_What is asked_
Can you pull out each line of the data below that includes the word "views"?

=====

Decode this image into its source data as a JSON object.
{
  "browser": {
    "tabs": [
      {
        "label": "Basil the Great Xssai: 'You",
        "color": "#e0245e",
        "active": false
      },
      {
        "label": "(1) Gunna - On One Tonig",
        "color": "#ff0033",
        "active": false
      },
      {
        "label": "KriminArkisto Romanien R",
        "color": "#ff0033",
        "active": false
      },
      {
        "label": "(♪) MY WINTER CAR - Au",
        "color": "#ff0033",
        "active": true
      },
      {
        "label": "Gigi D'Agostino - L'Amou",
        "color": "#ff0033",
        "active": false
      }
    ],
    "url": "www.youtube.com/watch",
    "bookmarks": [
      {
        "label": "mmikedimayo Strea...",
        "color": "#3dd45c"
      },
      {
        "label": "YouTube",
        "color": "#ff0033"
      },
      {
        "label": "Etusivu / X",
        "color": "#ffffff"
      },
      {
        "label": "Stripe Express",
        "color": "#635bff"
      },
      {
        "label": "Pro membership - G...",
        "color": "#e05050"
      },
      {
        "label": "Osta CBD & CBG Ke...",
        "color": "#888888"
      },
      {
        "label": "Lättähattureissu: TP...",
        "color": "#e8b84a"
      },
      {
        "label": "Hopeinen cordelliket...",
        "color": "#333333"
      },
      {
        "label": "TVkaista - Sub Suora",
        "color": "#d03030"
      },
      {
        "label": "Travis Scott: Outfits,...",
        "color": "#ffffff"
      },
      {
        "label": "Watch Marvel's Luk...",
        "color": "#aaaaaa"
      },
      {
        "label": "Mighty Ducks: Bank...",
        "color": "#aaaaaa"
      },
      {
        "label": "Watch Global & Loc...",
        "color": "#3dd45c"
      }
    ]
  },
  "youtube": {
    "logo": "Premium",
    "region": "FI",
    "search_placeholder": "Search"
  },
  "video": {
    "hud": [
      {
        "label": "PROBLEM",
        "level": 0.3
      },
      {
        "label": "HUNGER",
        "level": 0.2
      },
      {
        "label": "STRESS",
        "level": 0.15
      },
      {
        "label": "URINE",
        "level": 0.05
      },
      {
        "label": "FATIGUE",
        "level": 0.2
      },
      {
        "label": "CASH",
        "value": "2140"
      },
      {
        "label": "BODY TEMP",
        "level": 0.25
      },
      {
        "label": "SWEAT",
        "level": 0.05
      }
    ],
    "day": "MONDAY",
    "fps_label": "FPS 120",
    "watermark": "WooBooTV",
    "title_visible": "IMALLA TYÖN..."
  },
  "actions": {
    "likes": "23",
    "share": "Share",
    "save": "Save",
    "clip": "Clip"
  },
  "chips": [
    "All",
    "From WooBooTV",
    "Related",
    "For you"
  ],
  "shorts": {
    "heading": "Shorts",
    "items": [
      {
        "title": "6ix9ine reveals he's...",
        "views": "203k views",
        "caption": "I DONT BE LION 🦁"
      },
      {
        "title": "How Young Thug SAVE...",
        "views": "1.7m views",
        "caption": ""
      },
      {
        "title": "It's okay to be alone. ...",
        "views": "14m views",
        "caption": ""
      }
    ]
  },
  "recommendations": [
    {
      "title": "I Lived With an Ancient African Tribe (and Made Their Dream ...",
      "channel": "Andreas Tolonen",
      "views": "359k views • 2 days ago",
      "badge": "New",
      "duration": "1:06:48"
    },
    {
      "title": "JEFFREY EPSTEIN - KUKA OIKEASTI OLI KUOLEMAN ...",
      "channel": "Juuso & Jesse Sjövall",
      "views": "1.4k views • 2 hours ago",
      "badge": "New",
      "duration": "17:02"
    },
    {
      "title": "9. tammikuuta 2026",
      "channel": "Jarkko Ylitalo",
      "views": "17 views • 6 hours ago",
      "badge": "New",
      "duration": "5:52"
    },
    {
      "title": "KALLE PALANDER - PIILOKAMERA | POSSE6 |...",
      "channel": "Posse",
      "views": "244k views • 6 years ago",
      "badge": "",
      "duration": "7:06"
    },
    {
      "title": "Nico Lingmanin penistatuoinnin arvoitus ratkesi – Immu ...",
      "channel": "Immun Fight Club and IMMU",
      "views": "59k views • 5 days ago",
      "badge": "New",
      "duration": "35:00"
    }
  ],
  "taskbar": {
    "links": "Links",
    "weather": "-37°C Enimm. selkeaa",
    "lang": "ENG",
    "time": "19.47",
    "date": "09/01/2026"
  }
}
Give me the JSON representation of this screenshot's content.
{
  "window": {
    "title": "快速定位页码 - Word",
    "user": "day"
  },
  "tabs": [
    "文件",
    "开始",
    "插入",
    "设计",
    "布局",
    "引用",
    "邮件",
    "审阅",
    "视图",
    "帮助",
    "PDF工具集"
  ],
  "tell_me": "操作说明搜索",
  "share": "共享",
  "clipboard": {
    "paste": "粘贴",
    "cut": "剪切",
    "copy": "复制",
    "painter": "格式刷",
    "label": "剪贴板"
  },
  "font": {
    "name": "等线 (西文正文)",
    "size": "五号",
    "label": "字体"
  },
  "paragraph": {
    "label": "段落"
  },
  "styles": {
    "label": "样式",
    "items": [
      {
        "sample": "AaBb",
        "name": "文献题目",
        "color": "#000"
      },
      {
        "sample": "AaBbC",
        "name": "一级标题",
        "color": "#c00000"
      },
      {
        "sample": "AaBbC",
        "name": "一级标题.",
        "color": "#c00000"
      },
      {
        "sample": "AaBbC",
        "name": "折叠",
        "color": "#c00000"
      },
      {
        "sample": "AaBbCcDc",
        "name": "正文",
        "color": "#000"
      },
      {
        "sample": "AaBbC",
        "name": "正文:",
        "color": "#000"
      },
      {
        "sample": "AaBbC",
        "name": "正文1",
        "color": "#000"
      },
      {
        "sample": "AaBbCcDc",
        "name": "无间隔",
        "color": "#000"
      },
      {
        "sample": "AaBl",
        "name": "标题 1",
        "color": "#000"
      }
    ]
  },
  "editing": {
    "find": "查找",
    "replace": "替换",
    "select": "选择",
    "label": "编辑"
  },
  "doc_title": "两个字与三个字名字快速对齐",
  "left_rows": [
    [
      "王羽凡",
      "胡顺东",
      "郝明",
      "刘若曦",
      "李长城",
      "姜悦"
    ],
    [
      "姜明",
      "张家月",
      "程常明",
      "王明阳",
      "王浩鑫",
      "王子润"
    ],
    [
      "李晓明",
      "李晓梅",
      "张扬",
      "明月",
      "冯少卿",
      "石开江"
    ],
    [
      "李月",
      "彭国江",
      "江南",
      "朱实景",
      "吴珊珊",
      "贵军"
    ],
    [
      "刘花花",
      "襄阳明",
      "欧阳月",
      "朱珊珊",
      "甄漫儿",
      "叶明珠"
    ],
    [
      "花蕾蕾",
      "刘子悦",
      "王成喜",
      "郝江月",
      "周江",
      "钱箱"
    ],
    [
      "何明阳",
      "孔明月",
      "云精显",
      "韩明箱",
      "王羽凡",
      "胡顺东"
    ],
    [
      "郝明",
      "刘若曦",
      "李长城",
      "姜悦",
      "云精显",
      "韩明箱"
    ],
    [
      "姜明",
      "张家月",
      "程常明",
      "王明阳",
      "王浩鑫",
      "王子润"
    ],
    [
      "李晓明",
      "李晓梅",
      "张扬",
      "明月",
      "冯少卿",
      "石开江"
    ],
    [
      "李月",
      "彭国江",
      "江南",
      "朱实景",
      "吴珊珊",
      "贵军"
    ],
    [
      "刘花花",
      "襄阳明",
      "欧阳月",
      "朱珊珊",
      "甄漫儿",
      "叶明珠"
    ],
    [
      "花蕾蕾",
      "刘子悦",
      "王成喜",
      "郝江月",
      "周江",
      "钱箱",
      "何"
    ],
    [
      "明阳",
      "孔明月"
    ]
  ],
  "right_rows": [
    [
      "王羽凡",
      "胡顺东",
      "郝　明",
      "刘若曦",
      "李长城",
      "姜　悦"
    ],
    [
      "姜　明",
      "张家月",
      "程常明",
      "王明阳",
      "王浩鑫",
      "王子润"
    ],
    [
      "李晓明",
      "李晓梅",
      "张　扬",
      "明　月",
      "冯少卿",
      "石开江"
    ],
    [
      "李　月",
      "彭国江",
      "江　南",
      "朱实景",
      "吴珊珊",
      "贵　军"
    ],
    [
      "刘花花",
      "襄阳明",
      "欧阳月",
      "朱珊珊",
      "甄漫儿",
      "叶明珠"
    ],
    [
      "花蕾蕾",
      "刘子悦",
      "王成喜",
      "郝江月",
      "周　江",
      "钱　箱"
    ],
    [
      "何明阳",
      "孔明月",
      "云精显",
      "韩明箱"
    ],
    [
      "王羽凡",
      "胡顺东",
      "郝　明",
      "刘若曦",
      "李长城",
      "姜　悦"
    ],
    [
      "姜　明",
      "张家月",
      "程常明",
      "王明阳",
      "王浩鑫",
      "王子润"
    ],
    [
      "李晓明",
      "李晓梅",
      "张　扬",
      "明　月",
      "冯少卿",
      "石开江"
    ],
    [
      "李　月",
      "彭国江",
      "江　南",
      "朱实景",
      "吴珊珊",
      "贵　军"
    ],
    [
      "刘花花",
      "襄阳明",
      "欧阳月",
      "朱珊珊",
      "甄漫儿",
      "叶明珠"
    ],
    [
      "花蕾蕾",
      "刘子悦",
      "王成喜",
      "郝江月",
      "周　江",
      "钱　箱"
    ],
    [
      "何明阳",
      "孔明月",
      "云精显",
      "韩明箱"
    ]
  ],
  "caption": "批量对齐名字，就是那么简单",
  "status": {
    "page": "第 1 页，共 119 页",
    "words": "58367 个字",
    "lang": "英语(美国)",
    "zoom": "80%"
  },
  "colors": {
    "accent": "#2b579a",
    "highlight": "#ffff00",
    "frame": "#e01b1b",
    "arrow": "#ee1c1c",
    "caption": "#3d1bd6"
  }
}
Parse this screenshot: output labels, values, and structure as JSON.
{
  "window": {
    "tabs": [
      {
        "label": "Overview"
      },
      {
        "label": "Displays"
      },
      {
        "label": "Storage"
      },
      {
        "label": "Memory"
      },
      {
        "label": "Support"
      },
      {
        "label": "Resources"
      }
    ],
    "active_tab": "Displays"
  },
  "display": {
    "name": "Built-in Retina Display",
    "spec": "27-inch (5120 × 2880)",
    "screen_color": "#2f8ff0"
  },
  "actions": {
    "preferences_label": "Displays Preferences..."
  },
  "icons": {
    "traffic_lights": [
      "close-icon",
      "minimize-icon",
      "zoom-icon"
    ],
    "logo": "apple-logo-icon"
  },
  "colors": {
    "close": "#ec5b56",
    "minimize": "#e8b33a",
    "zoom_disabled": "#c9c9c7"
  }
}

=====

_Full output_
        "views": "203k views",
        "views": "1.7m views",
        "views": "14m views",
      "views": "359k views • 2 days ago",
      "views": "1.4k views • 2 hours ago",
      "views": "17 views • 6 hours ago",
      "views": "244k views • 6 years ago",
      "views": "59k views • 5 days ago",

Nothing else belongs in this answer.